- Trecho selecionado:
--*--

Em 1967, um disco transformou o rock em grande arte
Essa semana, uma notícia agitou os fãs dos Beatles: deu no jornal The Times que, em comemoração aos 40 anos de lançamento do disco Sgt. Pepper's Lonely Hearts Club Band (1967), uma seleção de bandas do novo rock britânico se reunirá no estúdio Abbey Road para regravar o LP, nos mesmos equipamentos analógicos em que o disco foi gravado.
Bandas como Oasis, The Killers, Razorlight, Travis e Kaiser Chiefs, entre outras, serão supervisionadas pelo mesmo Geoff Emerick que foi o engenheiro de som do LP original, lançado no dia 1º de junho de 1967.
Naquele ano, após quatro meses de "laboratório" nos estúdios da EMI em Abbey Road, Sargeant Pepper's caiu como uma bomba - não apenas na sociedade inglesa, mas no mundo inteiro.
ENCONTRO COM BOB - Tudo começou em Nova Iorque, em 1964, quando os Beatles se encontraram com Bob Dylan.
Já existia uma admiração mútua entre eles. Dylan, um músico essencialmente acústico, admirava as guitarras estridentes dos Beatles. Já estes últimos - especialmente John Lennon - admiravam as letras irônicas e socialmente conscientes de Dylan.
Quando foram a Nova Iorque, Lennon pediu ao jornalista Al Aronowitz que o apresentasse a Dylan. Este encontrou-os no Hotel Delmonico, e foi logo oferecendo um cigarro de maconha aos Beatles, que até então só usavam anfetaminas para virar as noites tocando nos shows e consideravam maconha coisa pesada, restrita a vagabundos e músicos de jazz.
Dylan riu e acendeu o tal cigarro, passando-o para Lennon, que passou para Ringo Starr, que fumou tudo sozinho. Mais cigarros foram enrolados, muitas risadas ecoaram pelos corredores do Delmonico e muitas idéias foram trocadas naquela noite.
Depois deste encontro lendário, Dylan adotou a guitarra elétrica, gerando álbuns fundamentais como Highway 61 Revisited (1965) e Blonde on Blonde (1966). Já os Beatles começaram ali a abandonar o iê iê iê e os terninhos pretos, partindo para caminhos totalmente diferentes e revolucionários, gerando álbuns como Rubber Soul (1965) e Revolver (1966).

--*--

- Entradas:

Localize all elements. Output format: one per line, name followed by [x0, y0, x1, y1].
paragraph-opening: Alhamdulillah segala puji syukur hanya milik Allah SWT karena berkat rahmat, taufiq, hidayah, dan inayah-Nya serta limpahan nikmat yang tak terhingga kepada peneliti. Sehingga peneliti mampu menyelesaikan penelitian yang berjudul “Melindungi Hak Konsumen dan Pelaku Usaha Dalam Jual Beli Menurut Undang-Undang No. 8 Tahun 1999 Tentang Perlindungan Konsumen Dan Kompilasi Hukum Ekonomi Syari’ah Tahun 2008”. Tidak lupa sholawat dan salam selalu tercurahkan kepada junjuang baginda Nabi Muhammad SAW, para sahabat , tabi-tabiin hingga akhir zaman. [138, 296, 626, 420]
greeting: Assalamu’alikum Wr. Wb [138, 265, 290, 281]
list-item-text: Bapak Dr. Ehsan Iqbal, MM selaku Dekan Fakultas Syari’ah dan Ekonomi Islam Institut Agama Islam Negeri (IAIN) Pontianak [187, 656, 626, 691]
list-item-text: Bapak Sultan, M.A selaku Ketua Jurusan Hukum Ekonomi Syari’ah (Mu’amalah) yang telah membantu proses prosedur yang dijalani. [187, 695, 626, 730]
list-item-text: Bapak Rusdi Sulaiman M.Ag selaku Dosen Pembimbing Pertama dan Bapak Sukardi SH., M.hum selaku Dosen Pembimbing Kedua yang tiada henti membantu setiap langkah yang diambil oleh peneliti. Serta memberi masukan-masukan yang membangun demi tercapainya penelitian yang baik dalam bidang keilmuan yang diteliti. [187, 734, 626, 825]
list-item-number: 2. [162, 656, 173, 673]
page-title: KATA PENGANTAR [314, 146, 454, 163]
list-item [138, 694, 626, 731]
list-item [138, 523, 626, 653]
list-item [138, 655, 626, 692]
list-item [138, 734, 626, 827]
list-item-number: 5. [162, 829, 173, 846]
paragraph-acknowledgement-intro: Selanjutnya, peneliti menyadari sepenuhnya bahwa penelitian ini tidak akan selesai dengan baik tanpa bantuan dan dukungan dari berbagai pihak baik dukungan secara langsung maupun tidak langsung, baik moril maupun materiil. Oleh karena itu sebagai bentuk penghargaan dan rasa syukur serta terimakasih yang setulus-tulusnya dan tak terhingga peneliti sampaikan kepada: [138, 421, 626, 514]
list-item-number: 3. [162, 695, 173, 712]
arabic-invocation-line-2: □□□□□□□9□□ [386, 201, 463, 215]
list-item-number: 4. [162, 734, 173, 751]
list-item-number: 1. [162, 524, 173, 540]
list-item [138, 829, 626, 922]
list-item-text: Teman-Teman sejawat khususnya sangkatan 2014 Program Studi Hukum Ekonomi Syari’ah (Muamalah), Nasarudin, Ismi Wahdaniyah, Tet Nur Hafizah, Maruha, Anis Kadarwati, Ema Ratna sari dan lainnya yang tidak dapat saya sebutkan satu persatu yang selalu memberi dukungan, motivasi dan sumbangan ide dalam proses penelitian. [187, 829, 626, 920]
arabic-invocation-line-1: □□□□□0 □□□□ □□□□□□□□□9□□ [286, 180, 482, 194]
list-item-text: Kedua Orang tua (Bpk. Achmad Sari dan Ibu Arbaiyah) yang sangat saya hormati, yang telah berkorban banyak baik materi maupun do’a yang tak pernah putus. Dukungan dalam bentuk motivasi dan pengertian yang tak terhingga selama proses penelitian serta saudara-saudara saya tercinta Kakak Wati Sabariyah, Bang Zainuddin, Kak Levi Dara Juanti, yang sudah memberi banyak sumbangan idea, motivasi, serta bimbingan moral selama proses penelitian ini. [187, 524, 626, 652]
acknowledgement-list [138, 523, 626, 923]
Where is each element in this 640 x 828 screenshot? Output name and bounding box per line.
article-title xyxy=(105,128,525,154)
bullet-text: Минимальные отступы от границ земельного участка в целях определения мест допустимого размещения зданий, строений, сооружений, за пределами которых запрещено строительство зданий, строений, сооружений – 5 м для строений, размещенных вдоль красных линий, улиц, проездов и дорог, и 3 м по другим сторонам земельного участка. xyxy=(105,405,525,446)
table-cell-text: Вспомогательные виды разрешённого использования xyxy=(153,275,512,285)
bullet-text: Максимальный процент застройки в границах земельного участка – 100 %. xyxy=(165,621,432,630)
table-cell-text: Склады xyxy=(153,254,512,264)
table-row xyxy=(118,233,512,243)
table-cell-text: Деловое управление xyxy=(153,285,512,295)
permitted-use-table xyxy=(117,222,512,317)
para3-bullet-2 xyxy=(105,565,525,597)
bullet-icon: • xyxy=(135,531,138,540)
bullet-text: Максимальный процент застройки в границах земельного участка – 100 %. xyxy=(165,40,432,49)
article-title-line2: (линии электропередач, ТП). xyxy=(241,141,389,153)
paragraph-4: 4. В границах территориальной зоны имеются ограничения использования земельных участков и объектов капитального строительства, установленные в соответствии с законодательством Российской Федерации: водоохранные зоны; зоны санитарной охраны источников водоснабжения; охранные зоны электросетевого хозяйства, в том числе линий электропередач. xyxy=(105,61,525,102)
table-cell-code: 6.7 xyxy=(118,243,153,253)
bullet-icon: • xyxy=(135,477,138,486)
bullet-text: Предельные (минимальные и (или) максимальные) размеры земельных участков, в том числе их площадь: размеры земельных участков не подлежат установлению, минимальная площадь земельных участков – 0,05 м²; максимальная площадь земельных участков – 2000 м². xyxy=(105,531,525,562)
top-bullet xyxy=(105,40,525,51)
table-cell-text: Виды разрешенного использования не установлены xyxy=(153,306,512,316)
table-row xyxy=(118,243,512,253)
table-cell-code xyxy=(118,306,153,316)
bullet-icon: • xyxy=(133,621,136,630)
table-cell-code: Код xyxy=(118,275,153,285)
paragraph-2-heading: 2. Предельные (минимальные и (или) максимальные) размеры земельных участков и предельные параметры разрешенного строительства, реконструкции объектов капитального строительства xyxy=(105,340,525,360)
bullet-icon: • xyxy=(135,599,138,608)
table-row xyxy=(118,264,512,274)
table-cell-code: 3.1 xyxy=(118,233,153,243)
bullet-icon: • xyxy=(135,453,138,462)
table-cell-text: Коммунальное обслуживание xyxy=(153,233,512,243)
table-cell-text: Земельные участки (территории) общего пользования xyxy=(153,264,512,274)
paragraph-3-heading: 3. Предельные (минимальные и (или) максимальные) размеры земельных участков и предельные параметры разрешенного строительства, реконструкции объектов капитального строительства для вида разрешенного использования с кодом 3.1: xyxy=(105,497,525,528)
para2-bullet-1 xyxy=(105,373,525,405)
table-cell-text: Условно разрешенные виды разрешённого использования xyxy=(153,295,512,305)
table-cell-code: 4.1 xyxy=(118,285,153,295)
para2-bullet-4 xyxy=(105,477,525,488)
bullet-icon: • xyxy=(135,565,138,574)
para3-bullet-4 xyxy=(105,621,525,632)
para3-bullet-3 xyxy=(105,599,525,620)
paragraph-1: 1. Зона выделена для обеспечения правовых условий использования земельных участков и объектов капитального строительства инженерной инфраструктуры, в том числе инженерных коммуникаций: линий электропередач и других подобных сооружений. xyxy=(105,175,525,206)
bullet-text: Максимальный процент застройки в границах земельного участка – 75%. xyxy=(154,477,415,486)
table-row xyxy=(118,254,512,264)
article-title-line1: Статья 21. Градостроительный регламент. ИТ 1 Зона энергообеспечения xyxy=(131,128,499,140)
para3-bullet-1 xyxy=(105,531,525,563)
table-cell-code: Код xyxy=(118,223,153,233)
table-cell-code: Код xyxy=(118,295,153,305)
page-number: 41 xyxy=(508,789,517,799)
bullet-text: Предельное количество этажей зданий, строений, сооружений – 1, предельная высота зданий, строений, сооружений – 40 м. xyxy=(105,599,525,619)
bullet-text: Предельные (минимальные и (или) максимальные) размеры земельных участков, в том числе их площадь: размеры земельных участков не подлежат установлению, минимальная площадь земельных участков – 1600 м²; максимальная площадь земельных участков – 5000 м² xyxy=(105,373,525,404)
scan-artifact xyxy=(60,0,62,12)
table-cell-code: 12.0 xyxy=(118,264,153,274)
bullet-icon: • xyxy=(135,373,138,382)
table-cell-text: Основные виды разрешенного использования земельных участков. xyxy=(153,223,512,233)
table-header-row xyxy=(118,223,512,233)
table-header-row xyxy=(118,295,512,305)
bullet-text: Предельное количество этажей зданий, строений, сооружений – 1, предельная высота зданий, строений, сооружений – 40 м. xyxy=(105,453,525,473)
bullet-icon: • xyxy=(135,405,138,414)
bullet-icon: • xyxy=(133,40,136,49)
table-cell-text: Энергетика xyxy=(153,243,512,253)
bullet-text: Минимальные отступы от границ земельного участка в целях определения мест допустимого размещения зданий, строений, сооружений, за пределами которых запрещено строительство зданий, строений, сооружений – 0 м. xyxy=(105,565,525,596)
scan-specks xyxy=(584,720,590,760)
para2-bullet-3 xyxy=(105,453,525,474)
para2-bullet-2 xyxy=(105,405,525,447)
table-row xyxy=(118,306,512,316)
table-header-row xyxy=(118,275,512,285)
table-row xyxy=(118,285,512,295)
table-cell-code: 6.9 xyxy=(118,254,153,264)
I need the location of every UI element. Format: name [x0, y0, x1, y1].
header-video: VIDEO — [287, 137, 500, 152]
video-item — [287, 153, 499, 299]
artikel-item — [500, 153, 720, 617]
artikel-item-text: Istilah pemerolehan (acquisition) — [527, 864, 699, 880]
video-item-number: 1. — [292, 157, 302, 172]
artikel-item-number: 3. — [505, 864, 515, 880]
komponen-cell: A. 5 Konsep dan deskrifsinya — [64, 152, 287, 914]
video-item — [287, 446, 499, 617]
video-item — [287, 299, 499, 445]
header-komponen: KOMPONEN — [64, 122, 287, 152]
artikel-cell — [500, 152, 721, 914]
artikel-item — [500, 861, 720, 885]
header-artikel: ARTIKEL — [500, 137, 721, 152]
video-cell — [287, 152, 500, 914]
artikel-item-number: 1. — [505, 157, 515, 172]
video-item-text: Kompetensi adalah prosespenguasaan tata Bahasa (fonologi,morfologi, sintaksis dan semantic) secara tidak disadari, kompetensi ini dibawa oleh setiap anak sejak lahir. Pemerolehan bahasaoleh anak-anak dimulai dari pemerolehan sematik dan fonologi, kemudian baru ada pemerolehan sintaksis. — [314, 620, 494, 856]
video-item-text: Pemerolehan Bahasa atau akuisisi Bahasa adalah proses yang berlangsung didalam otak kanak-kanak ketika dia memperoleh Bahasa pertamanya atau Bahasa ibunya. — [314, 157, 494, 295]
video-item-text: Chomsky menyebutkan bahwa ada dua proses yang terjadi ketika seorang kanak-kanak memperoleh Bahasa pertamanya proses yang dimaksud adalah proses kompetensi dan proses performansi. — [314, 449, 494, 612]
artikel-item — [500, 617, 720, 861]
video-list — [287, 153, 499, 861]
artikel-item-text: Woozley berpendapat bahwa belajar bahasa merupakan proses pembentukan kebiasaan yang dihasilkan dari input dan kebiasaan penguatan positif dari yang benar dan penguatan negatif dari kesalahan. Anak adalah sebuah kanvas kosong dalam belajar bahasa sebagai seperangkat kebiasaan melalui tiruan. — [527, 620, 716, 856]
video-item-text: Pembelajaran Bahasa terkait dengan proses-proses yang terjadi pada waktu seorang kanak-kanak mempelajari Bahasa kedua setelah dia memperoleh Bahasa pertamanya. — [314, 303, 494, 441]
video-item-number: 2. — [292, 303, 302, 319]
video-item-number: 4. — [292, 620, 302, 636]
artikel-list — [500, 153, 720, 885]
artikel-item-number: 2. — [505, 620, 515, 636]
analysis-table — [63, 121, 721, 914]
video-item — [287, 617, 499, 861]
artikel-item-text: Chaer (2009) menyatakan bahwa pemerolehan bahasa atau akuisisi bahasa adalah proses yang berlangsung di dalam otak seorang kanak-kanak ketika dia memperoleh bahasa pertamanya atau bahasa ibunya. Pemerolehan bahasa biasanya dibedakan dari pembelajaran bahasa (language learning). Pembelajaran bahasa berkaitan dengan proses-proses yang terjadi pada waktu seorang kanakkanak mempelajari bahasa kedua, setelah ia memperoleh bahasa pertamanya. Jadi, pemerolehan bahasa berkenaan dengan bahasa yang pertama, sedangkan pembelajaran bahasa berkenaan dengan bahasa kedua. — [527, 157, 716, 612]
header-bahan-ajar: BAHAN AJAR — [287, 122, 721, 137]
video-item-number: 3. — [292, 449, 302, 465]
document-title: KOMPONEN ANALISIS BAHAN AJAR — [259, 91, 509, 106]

--*--

- O que fazer:
Traduza para o inglês esta frase do trecho selecionado: "Dylan, um músico essencialmente acústico, admirava as guitarras estridentes dos Beatles." As entradas vêm de outra fonte.

- Resultado da tarefa:
Dylan, an essentially acoustic musician, admired the Beatles' shrill guitars.